▶ [Set exercise]: Without omitting anything, retype the data that follows.

====== Listed records ======

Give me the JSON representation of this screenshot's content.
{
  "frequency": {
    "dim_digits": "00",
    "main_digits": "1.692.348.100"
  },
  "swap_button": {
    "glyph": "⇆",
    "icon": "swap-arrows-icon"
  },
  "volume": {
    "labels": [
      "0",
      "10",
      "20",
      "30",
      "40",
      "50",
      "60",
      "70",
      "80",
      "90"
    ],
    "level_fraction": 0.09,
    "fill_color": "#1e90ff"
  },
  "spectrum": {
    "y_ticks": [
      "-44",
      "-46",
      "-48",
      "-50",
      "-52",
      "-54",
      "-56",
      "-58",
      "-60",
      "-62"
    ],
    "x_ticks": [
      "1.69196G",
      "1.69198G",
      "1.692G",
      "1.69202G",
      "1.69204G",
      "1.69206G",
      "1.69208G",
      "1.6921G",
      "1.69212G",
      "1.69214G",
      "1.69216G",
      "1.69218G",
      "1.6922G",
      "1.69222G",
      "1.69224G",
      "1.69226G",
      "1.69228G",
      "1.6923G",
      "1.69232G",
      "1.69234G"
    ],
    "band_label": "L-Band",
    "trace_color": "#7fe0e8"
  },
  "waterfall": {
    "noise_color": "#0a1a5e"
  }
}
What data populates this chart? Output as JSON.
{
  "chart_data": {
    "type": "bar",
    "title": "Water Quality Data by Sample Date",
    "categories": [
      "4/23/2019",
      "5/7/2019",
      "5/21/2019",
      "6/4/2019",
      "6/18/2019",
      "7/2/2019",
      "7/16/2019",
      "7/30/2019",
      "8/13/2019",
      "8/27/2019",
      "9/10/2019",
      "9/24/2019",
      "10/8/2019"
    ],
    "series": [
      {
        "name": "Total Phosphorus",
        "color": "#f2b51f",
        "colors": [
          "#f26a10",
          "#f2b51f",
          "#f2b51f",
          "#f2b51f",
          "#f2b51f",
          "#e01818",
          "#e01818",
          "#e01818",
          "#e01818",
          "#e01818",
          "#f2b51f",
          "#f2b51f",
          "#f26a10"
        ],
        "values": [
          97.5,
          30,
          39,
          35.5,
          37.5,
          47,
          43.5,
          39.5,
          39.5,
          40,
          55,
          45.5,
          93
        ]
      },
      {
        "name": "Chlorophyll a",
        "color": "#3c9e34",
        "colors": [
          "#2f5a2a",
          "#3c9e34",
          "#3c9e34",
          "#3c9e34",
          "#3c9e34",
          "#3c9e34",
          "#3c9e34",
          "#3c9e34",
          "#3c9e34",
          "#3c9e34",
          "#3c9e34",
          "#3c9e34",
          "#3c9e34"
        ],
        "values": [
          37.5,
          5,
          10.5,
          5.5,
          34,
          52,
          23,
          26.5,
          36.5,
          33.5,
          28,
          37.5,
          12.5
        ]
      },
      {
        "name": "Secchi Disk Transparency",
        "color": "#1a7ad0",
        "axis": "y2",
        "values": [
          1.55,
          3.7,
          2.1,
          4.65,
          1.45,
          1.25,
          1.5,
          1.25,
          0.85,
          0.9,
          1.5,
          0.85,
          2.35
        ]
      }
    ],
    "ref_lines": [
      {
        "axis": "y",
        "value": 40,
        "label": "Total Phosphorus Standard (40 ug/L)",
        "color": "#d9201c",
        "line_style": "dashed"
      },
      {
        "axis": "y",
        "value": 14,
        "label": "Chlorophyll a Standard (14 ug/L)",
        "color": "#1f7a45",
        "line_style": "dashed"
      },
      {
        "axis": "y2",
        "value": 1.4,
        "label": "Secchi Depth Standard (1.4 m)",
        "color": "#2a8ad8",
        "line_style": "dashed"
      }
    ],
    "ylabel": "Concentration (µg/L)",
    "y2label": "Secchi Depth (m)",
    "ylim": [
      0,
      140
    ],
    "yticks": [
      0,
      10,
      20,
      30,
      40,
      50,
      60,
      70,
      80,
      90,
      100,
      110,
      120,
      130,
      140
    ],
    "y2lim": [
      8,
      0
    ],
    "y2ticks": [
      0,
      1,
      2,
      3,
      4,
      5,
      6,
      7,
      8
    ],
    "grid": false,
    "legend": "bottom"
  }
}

======

▶ [Complete output]:
Give me the JSON representation of this screenshot's content.
{
  "frequency": {
    "dim_digits": "00",
    "main_digits": "1.692.348.100"
  },
  "swap_button": {
    "glyph": "⇆",
    "icon": "swap-arrows-icon"
  },
  "volume": {
    "labels": [
      "0",
      "10",
      "20",
      "30",
      "40",
      "50",
      "60",
      "70",
      "80",
      "90"
    ],
    "level_fraction": 0.09,
    "fill_color": "#1e90ff"
  },
  "spectrum": {
    "y_ticks": [
      "-44",
      "-46",
      "-48",
      "-50",
      "-52",
      "-54",
      "-56",
      "-58",
      "-60",
      "-62"
    ],
    "x_ticks": [
      "1.69196G",
      "1.69198G",
      "1.692G",
      "1.69202G",
      "1.69204G",
      "1.69206G",
      "1.69208G",
      "1.6921G",
      "1.69212G",
      "1.69214G",
      "1.69216G",
      "1.69218G",
      "1.6922G",
      "1.69222G",
      "1.69224G",
      "1.69226G",
      "1.69228G",
      "1.6923G",
      "1.69232G",
      "1.69234G"
    ],
    "band_label": "L-Band",
    "trace_color": "#7fe0e8"
  },
  "waterfall": {
    "noise_color": "#0a1a5e"
  }
}
What data populates this chart? Output as JSON.
{
  "chart_data": {
    "type": "bar",
    "title": "Water Quality Data by Sample Date",
    "categories": [
      "4/23/2019",
      "5/7/2019",
      "5/21/2019",
      "6/4/2019",
      "6/18/2019",
      "7/2/2019",
      "7/16/2019",
      "7/30/2019",
      "8/13/2019",
      "8/27/2019",
      "9/10/2019",
      "9/24/2019",
      "10/8/2019"
    ],
    "series": [
      {
        "name": "Total Phosphorus",
        "color": "#f2b51f",
        "colors": [
          "#f26a10",
          "#f2b51f",
          "#f2b51f",
          "#f2b51f",
          "#f2b51f",
          "#e01818",
          "#e01818",
          "#e01818",
          "#e01818",
          "#e01818",
          "#f2b51f",
          "#f2b51f",
          "#f26a10"
        ],
        "values": [
          97.5,
          30,
          39,
          35.5,
          37.5,
          47,
          43.5,
          39.5,
          39.5,
          40,
          55,
          45.5,
          93
        ]
      },
      {
        "name": "Chlorophyll a",
        "color": "#3c9e34",
        "colors": [
          "#2f5a2a",
          "#3c9e34",
          "#3c9e34",
          "#3c9e34",
          "#3c9e34",
          "#3c9e34",
          "#3c9e34",
          "#3c9e34",
          "#3c9e34",
          "#3c9e34",
          "#3c9e34",
          "#3c9e34",
          "#3c9e34"
        ],
        "values": [
          37.5,
          5,
          10.5,
          5.5,
          34,
          52,
          23,
          26.5,
          36.5,
          33.5,
          28,
          37.5,
          12.5
        ]
      },
      {
        "name": "Secchi Disk Transparency",
        "color": "#1a7ad0",
        "axis": "y2",
        "values": [
          1.55,
          3.7,
          2.1,
          4.65,
          1.45,
          1.25,
          1.5,
          1.25,
          0.85,
          0.9,
          1.5,
          0.85,
          2.35
        ]
      }
    ],
    "ref_lines": [
      {
        "axis": "y",
        "value": 40,
        "label": "Total Phosphorus Standard (40 ug/L)",
        "color": "#d9201c",
        "line_style": "dashed"
      },
      {
        "axis": "y",
        "value": 14,
        "label": "Chlorophyll a Standard (14 ug/L)",
        "color": "#1f7a45",
        "line_style": "dashed"
      },
      {
        "axis": "y2",
        "value": 1.4,
        "label": "Secchi Depth Standard (1.4 m)",
        "color": "#2a8ad8",
        "line_style": "dashed"
      }
    ],
    "ylabel": "Concentration (µg/L)",
    "y2label": "Secchi Depth (m)",
    "ylim": [
      0,
      140
    ],
    "yticks": [
      0,
      10,
      20,
      30,
      40,
      50,
      60,
      70,
      80,
      90,
      100,
      110,
      120,
      130,
      140
    ],
    "y2lim": [
      8,
      0
    ],
    "y2ticks": [
      0,
      1,
      2,
      3,
      4,
      5,
      6,
      7,
      8
    ],
    "grid": false,
    "legend": "bottom"
  }
}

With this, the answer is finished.